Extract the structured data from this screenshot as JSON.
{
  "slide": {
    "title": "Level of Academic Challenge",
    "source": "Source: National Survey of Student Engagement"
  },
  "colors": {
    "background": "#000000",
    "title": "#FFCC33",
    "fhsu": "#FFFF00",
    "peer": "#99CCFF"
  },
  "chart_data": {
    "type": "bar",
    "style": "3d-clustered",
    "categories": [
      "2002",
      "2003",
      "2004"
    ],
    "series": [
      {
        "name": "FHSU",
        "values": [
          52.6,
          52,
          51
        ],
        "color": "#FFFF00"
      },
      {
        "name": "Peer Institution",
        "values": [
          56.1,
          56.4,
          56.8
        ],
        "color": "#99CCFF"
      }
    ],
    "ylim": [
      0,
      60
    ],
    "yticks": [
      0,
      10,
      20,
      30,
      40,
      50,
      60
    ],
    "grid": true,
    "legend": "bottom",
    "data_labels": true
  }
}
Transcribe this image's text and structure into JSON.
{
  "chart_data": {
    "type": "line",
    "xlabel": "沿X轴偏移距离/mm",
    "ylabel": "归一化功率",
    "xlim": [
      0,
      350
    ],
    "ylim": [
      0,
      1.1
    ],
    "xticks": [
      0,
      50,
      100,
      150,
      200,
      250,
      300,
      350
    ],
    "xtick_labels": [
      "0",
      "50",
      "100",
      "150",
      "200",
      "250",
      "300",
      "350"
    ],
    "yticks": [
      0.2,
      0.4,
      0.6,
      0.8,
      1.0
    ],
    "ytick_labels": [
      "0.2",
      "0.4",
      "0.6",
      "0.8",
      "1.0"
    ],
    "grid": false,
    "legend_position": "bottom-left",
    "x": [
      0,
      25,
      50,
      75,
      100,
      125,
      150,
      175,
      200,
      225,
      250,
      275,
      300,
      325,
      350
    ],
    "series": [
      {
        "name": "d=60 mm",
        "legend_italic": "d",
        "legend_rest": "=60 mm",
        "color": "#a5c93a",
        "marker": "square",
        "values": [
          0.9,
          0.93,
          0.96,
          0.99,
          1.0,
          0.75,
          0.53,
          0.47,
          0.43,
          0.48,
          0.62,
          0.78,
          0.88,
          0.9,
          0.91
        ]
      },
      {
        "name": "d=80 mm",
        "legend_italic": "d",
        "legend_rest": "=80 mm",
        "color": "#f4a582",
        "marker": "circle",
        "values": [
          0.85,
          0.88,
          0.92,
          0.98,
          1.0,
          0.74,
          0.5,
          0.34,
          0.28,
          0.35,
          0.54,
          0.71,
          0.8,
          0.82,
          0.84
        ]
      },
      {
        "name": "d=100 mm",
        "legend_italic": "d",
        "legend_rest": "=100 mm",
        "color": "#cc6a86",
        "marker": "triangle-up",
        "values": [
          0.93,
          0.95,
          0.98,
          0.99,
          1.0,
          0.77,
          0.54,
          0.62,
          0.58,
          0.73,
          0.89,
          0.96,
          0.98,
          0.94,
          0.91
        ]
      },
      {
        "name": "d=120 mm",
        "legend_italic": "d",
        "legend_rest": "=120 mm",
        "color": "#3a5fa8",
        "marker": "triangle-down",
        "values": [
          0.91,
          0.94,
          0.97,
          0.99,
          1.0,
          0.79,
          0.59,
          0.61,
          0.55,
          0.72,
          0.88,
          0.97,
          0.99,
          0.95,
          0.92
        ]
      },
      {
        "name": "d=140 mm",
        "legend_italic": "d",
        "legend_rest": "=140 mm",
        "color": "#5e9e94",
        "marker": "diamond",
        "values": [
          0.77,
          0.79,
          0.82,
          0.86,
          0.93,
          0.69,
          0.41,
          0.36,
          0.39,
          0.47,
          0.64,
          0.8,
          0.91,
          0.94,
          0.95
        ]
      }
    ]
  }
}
^^^^^^^^
Task goal. Repeat each of the entries above precisely as given.

Worked solution.
Extract the structured data from this screenshot as JSON.
{
  "slide": {
    "title": "Level of Academic Challenge",
    "source": "Source: National Survey of Student Engagement"
  },
  "colors": {
    "background": "#000000",
    "title": "#FFCC33",
    "fhsu": "#FFFF00",
    "peer": "#99CCFF"
  },
  "chart_data": {
    "type": "bar",
    "style": "3d-clustered",
    "categories": [
      "2002",
      "2003",
      "2004"
    ],
    "series": [
      {
        "name": "FHSU",
        "values": [
          52.6,
          52,
          51
        ],
        "color": "#FFFF00"
      },
      {
        "name": "Peer Institution",
        "values": [
          56.1,
          56.4,
          56.8
        ],
        "color": "#99CCFF"
      }
    ],
    "ylim": [
      0,
      60
    ],
    "yticks": [
      0,
      10,
      20,
      30,
      40,
      50,
      60
    ],
    "grid": true,
    "legend": "bottom",
    "data_labels": true
  }
}
Transcribe this image's text and structure into JSON.
{
  "chart_data": {
    "type": "line",
    "xlabel": "沿X轴偏移距离/mm",
    "ylabel": "归一化功率",
    "xlim": [
      0,
      350
    ],
    "ylim": [
      0,
      1.1
    ],
    "xticks": [
      0,
      50,
      100,
      150,
      200,
      250,
      300,
      350
    ],
    "xtick_labels": [
      "0",
      "50",
      "100",
      "150",
      "200",
      "250",
      "300",
      "350"
    ],
    "yticks": [
      0.2,
      0.4,
      0.6,
      0.8,
      1.0
    ],
    "ytick_labels": [
      "0.2",
      "0.4",
      "0.6",
      "0.8",
      "1.0"
    ],
    "grid": false,
    "legend_position": "bottom-left",
    "x": [
      0,
      25,
      50,
      75,
      100,
      125,
      150,
      175,
      200,
      225,
      250,
      275,
      300,
      325,
      350
    ],
    "series": [
      {
        "name": "d=60 mm",
        "legend_italic": "d",
        "legend_rest": "=60 mm",
        "color": "#a5c93a",
        "marker": "square",
        "values": [
          0.9,
          0.93,
          0.96,
          0.99,
          1.0,
          0.75,
          0.53,
          0.47,
          0.43,
          0.48,
          0.62,
          0.78,
          0.88,
          0.9,
          0.91
        ]
      },
      {
        "name": "d=80 mm",
        "legend_italic": "d",
        "legend_rest": "=80 mm",
        "color": "#f4a582",
        "marker": "circle",
        "values": [
          0.85,
          0.88,
          0.92,
          0.98,
          1.0,
          0.74,
          0.5,
          0.34,
          0.28,
          0.35,
          0.54,
          0.71,
          0.8,
          0.82,
          0.84
        ]
      },
      {
        "name": "d=100 mm",
        "legend_italic": "d",
        "legend_rest": "=100 mm",
        "color": "#cc6a86",
        "marker": "triangle-up",
        "values": [
          0.93,
          0.95,
          0.98,
          0.99,
          1.0,
          0.77,
          0.54,
          0.62,
          0.58,
          0.73,
          0.89,
          0.96,
          0.98,
          0.94,
          0.91
        ]
      },
      {
        "name": "d=120 mm",
        "legend_italic": "d",
        "legend_rest": "=120 mm",
        "color": "#3a5fa8",
        "marker": "triangle-down",
        "values": [
          0.91,
          0.94,
          0.97,
          0.99,
          1.0,
          0.79,
          0.59,
          0.61,
          0.55,
          0.72,
          0.88,
          0.97,
          0.99,
          0.95,
          0.92
        ]
      },
      {
        "name": "d=140 mm",
        "legend_italic": "d",
        "legend_rest": "=140 mm",
        "color": "#5e9e94",
        "marker": "diamond",
        "values": [
          0.77,
          0.79,
          0.82,
          0.86,
          0.93,
          0.69,
          0.41,
          0.36,
          0.39,
          0.47,
          0.64,
          0.8,
          0.91,
          0.94,
          0.95
        ]
      }
    ]
  }
}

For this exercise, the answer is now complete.